## TASK TO COMPLETE
Each line that holds the word "Specialty" counts once; report how many lines do so and nothing else.

Dataset items
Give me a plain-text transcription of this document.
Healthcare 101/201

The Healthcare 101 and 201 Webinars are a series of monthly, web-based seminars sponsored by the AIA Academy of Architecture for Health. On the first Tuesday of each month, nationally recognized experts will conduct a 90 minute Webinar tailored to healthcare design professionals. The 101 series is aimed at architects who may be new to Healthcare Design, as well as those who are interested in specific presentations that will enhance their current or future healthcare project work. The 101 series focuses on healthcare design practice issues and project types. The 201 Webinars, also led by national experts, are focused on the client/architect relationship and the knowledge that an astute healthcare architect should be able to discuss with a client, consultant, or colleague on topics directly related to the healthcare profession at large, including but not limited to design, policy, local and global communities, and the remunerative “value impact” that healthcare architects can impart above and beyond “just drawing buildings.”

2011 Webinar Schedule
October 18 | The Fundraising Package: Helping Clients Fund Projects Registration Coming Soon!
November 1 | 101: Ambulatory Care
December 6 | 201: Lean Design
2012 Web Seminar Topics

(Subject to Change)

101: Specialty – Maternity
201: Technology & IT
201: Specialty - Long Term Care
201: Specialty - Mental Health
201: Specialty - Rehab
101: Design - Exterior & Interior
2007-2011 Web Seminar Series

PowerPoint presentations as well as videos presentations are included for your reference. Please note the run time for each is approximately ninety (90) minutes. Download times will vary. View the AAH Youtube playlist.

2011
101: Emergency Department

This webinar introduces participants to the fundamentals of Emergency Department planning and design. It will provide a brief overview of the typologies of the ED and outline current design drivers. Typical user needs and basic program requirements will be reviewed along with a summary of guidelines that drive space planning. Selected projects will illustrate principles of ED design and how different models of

## RESPONSE TO THIS EXERCISE
4